Toplumsal barış ve Kürt sorunu üzerine olan kaynak metne göre, DEM Parti seçmenlerinde "2. sınıf vatandaş" olma duygusu yüzde kaçtır?

> **Kaynak Metin**:
************

18 Aralık 2024

“Öz yurdunda garipsin, öz vatanında parya” duygusu artık seküler-milliyetçi seçmenin duygusu

Toplumsal Barış ve Kürt Sorunu araştırması: ‘2. sınıf vatandaş’ olma duygusunun siyasi partiler tabanındaki dağılım çarpıcı. DEM Parti seçmeninde bu duygu yüzde 83… AKP seçmeninde yüzde 25, MHP seçmeninde yüzde 22, Zafer Parti seçmeninde ise yüzde 64

Barış dar bir grubun talebi olarak mı kalıyor bu topraklarda?

1950’de Kore Savaşı’na asker gönderilmesine karşı çıkan Türk Barışseverler Cemiyeti ya da silahlanma, işgal politikalarına karşı çıkan ve 1977’de kurulan Barış Derneği çabaları, barış mücadelesinin hafızası olarak yer aldı.

Kadınların da güçlü barış çabaları oldu… Ancak toplumsal bir talep olarak barış için en güçlü sesin ABD’nin Irak işgali döneminde çıktığını düşünüyorum.

************

[Sayfa düzeni açıklama verileri]
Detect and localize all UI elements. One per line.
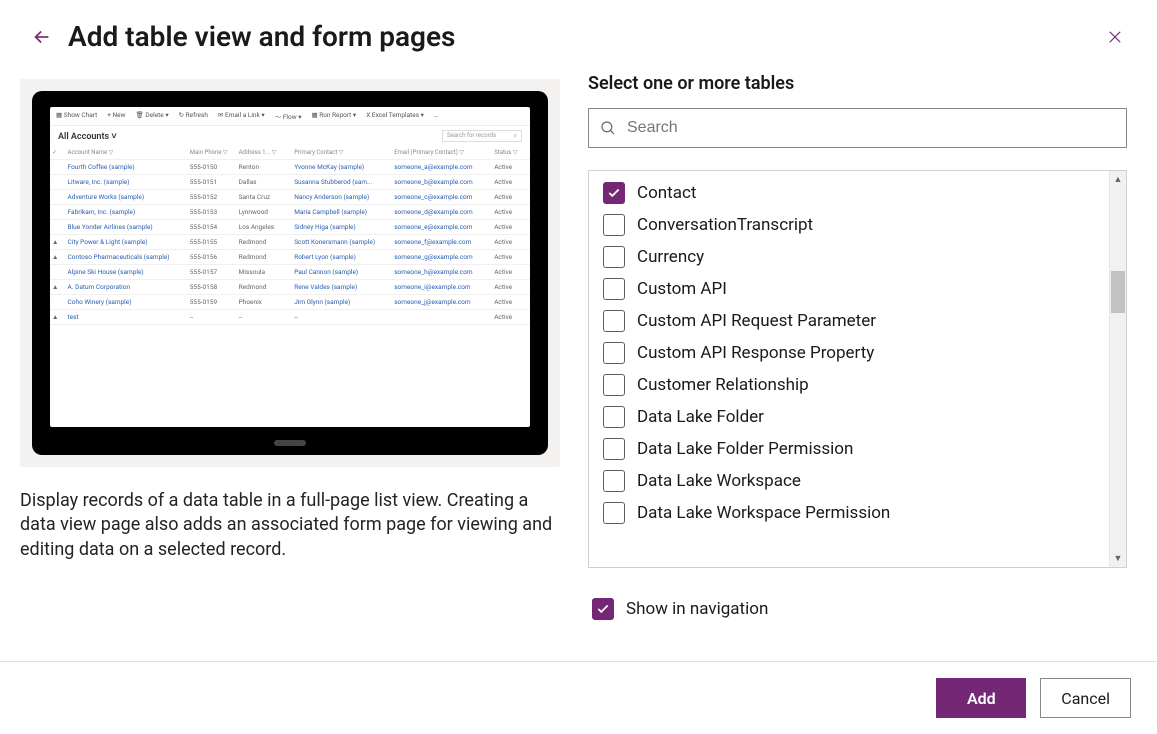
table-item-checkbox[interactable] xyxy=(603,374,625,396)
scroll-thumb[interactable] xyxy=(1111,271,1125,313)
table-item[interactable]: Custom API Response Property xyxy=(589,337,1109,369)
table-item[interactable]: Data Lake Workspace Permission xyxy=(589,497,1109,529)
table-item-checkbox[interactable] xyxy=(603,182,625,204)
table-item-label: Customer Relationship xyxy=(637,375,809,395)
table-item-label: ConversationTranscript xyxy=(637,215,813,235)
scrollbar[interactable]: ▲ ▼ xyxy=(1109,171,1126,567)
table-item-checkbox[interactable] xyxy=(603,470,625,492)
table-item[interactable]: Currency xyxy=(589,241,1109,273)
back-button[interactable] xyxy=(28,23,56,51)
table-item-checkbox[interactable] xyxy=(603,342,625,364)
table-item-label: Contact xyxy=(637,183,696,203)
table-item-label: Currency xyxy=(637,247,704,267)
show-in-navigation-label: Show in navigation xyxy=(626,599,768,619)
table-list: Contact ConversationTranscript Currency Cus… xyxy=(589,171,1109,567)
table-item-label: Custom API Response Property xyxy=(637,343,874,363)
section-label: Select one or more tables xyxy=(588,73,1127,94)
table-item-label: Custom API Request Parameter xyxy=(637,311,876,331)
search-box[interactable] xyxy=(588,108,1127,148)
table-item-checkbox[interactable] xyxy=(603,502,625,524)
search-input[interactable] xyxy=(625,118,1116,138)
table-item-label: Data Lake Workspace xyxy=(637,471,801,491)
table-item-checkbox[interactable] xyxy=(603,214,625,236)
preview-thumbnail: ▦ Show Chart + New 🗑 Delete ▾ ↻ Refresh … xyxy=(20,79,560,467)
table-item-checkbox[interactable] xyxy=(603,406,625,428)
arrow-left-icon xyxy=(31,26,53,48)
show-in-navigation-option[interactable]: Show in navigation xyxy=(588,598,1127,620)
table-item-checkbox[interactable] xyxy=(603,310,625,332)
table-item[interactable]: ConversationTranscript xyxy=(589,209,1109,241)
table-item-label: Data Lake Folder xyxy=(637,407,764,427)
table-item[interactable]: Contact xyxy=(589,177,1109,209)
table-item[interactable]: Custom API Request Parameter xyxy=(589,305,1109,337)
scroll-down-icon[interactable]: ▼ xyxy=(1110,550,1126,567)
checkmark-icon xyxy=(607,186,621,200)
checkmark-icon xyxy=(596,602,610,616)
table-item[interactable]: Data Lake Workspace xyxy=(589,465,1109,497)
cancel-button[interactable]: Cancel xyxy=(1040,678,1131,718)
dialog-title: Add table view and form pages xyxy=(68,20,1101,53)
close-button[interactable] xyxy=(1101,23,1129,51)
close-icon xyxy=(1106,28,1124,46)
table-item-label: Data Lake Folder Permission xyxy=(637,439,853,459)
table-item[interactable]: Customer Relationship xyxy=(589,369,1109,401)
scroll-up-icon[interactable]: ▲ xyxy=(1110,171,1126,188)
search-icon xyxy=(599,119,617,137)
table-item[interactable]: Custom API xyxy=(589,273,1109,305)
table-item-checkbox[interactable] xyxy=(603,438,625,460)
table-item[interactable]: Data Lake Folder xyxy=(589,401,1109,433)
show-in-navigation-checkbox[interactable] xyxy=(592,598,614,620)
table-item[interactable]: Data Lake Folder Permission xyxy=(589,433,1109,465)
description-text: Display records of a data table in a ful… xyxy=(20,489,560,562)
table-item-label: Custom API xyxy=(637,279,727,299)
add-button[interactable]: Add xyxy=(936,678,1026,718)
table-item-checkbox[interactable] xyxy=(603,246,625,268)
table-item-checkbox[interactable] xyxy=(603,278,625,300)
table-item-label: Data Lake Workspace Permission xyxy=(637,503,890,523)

************

> **Sorunun Çözümü**: Yüzde 83.